• EXERCISE GOAL: Copy out every line that contains "alors".

+++++

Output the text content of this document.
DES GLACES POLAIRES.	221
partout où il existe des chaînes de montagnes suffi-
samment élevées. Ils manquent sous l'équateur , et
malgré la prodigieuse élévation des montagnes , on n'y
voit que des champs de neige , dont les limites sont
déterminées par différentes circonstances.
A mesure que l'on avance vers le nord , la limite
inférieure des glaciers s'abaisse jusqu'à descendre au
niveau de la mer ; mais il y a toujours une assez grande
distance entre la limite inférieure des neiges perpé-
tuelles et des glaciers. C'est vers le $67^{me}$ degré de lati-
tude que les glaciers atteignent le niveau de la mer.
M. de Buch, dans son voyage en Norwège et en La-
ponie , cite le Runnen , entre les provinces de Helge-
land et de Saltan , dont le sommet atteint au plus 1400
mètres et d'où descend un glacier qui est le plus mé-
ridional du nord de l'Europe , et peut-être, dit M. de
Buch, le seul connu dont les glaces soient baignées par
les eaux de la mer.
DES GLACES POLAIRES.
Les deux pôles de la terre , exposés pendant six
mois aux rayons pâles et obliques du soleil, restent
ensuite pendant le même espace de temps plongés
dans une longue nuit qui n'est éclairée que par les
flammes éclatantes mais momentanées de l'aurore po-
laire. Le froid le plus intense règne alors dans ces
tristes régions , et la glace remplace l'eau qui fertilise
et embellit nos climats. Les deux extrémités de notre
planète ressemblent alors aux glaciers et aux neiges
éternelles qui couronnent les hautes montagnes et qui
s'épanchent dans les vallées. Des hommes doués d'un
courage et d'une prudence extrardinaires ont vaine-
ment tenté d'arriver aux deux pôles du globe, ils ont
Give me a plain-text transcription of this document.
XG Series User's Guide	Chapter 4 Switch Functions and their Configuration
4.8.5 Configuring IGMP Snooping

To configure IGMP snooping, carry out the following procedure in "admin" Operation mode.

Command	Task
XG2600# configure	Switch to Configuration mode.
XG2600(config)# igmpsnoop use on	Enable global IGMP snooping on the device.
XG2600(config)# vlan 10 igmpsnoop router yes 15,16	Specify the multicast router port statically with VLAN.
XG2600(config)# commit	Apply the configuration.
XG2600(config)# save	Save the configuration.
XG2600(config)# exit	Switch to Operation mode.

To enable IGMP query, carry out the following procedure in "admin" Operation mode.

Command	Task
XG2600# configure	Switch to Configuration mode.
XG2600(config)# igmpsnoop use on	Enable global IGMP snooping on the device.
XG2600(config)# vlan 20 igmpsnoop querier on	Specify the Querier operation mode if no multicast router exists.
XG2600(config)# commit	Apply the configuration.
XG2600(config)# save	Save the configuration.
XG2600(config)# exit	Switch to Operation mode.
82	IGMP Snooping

+++++

• TASK RESULT:
laire. Le froid le plus intense règne alors dans ces
planète ressemblent alors aux glaciers et aux neiges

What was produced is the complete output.